### Task details
Repeat exactly the lines from the line containing "What does this" to the last line of the listing, including both.

### Records provided
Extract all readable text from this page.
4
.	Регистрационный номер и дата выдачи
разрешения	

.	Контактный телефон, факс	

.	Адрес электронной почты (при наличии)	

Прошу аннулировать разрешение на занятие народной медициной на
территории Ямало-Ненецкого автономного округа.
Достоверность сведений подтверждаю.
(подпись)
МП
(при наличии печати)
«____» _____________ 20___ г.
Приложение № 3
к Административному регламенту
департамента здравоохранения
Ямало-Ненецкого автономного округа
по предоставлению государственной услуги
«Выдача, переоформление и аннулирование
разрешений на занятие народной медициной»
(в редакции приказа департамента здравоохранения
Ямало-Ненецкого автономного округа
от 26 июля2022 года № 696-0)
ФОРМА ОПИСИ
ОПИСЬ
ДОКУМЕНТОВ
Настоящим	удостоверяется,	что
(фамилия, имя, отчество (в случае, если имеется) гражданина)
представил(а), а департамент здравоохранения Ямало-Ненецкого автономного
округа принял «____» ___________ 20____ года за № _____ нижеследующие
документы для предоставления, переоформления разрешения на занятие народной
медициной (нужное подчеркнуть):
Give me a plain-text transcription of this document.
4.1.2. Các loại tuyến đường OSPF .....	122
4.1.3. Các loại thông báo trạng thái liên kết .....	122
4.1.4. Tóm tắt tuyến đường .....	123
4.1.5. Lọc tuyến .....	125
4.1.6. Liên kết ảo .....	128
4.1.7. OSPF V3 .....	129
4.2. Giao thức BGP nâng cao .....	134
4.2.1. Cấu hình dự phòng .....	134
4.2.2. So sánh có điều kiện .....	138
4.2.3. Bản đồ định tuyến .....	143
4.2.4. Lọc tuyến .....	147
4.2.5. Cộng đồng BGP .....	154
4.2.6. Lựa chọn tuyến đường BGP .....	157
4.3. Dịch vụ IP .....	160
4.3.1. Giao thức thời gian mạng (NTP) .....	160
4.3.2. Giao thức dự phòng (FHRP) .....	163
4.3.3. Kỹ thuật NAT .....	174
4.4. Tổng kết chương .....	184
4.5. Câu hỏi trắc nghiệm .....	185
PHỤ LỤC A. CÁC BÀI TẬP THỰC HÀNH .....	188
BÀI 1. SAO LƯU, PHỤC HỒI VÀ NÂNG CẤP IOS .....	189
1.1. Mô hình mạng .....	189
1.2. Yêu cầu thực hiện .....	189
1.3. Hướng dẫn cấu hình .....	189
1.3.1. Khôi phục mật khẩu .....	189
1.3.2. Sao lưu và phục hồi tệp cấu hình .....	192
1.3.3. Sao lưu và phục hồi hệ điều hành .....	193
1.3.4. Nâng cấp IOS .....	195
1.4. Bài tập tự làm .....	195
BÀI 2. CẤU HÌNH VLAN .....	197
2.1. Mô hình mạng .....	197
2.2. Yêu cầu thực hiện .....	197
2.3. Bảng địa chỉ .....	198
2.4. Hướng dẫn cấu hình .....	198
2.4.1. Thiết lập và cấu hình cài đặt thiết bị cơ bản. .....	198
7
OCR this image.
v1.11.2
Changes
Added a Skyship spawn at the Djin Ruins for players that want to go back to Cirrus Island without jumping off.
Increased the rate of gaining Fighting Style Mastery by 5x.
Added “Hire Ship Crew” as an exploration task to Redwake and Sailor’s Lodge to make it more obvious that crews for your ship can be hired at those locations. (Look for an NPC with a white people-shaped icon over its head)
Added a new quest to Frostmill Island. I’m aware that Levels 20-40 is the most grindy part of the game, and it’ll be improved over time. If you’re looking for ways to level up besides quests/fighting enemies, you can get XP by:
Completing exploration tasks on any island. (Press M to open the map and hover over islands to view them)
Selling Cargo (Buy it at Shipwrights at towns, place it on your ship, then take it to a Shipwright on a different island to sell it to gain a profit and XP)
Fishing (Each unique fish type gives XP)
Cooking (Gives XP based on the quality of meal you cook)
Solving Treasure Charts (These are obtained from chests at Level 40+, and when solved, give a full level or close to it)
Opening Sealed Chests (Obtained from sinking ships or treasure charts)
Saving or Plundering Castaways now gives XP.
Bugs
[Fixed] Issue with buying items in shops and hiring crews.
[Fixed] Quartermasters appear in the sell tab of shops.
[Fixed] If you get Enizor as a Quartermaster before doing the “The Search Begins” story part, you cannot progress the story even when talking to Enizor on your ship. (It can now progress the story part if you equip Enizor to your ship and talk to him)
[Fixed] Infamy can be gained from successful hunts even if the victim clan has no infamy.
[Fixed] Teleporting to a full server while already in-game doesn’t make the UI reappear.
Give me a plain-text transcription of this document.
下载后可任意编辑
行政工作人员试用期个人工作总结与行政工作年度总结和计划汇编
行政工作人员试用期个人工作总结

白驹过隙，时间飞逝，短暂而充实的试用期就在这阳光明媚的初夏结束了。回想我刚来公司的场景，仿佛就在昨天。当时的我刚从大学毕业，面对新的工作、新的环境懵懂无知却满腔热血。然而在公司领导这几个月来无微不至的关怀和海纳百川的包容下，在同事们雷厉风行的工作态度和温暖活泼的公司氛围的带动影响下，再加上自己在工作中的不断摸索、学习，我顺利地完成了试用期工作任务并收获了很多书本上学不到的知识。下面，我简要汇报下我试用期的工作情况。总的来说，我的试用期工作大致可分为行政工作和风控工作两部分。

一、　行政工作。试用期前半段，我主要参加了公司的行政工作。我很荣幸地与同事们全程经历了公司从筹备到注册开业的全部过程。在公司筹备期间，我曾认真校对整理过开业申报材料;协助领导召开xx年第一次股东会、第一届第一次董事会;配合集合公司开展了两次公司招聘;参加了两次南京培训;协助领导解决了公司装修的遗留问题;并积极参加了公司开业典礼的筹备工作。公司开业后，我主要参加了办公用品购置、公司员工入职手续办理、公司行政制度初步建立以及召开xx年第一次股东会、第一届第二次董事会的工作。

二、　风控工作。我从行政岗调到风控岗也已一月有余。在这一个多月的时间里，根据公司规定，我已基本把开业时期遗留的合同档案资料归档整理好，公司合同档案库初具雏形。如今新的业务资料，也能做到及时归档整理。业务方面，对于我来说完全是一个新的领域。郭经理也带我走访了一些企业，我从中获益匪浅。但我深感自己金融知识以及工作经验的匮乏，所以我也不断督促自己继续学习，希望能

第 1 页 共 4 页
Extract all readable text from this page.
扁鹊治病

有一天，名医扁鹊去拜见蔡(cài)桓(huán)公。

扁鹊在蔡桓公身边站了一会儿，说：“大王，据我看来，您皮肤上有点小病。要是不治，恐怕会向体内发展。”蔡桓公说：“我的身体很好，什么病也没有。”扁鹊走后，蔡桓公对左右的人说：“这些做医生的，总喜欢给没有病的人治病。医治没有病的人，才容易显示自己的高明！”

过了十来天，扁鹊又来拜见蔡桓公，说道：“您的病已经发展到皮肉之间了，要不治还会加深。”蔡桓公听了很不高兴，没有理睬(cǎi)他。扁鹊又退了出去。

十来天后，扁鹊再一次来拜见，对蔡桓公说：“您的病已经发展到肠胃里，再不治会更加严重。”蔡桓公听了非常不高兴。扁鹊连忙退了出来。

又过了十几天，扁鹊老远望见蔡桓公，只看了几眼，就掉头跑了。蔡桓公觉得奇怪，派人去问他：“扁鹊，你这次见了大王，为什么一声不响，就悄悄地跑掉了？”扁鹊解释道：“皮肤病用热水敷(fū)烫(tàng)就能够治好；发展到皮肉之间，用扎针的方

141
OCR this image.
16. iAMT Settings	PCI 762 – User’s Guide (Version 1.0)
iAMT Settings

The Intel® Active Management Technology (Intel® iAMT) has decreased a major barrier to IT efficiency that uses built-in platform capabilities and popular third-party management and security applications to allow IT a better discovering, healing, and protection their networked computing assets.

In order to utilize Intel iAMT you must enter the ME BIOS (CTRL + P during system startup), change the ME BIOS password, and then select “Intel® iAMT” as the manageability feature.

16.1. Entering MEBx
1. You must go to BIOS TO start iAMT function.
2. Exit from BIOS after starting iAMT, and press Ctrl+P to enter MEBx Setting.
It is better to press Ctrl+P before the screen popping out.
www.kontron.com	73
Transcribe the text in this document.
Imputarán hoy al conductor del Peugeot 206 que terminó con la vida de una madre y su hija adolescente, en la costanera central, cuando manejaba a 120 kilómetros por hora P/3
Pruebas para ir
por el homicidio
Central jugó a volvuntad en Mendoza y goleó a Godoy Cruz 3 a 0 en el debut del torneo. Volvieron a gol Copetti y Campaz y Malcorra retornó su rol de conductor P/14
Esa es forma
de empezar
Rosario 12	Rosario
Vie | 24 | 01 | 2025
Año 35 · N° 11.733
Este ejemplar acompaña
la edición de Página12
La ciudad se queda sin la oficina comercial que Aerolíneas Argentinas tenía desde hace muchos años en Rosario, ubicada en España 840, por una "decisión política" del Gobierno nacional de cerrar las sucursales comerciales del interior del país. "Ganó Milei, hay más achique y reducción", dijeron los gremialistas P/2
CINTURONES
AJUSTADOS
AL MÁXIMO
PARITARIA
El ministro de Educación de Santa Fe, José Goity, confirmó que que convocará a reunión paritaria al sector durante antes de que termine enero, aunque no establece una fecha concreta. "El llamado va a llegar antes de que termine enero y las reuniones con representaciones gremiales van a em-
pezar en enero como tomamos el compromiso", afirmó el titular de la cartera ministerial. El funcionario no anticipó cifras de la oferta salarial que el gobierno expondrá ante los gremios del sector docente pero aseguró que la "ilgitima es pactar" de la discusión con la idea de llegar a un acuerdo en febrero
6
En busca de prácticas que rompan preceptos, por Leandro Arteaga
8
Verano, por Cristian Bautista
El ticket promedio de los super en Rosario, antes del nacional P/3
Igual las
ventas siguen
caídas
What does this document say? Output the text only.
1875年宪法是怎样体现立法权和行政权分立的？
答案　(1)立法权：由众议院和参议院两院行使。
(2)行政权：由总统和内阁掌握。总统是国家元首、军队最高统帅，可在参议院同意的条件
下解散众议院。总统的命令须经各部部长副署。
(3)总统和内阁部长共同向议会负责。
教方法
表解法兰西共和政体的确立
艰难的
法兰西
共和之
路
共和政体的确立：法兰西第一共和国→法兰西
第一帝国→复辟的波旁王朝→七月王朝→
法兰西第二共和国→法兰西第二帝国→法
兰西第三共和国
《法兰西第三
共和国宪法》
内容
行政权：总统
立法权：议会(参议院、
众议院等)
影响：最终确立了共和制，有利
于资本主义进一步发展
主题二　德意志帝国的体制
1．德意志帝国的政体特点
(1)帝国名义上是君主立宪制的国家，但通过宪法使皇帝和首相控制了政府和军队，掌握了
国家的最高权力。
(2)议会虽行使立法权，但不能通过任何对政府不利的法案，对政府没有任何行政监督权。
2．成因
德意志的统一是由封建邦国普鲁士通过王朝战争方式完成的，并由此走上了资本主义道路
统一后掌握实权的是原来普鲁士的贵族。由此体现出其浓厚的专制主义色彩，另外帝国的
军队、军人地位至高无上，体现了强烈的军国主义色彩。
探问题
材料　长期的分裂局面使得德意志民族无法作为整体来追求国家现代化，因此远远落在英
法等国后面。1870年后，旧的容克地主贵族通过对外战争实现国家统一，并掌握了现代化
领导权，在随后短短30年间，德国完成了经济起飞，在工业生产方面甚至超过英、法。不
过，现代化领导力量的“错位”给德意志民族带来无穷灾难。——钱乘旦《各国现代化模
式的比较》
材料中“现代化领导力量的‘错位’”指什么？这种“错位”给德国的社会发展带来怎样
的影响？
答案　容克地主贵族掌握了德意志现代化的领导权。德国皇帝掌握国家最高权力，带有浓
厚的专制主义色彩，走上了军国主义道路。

### Exercise solution
What does this document say? Output the text only.
1875年宪法是怎样体现立法权和行政权分立的？
答案　(1)立法权：由众议院和参议院两院行使。
(2)行政权：由总统和内阁掌握。总统是国家元首、军队最高统帅，可在参议院同意的条件
下解散众议院。总统的命令须经各部部长副署。
(3)总统和内阁部长共同向议会负责。
教方法
表解法兰西共和政体的确立
艰难的
法兰西
共和之
路
共和政体的确立：法兰西第一共和国→法兰西
第一帝国→复辟的波旁王朝→七月王朝→
法兰西第二共和国→法兰西第二帝国→法
兰西第三共和国
《法兰西第三
共和国宪法》
内容
行政权：总统
立法权：议会(参议院、
众议院等)
影响：最终确立了共和制，有利
于资本主义进一步发展
主题二　德意志帝国的体制
1．德意志帝国的政体特点
(1)帝国名义上是君主立宪制的国家，但通过宪法使皇帝和首相控制了政府和军队，掌握了
国家的最高权力。
(2)议会虽行使立法权，但不能通过任何对政府不利的法案，对政府没有任何行政监督权。
2．成因
德意志的统一是由封建邦国普鲁士通过王朝战争方式完成的，并由此走上了资本主义道路
统一后掌握实权的是原来普鲁士的贵族。由此体现出其浓厚的专制主义色彩，另外帝国的
军队、军人地位至高无上，体现了强烈的军国主义色彩。
探问题
材料　长期的分裂局面使得德意志民族无法作为整体来追求国家现代化，因此远远落在英
法等国后面。1870年后，旧的容克地主贵族通过对外战争实现国家统一，并掌握了现代化
领导权，在随后短短30年间，德国完成了经济起飞，在工业生产方面甚至超过英、法。不
过，现代化领导力量的“错位”给德意志民族带来无穷灾难。——钱乘旦《各国现代化模
式的比较》
材料中“现代化领导力量的‘错位’”指什么？这种“错位”给德国的社会发展带来怎样
的影响？
答案　容克地主贵族掌握了德意志现代化的领导权。德国皇帝掌握国家最高权力，带有浓
厚的专制主义色彩，走上了军国主义道路。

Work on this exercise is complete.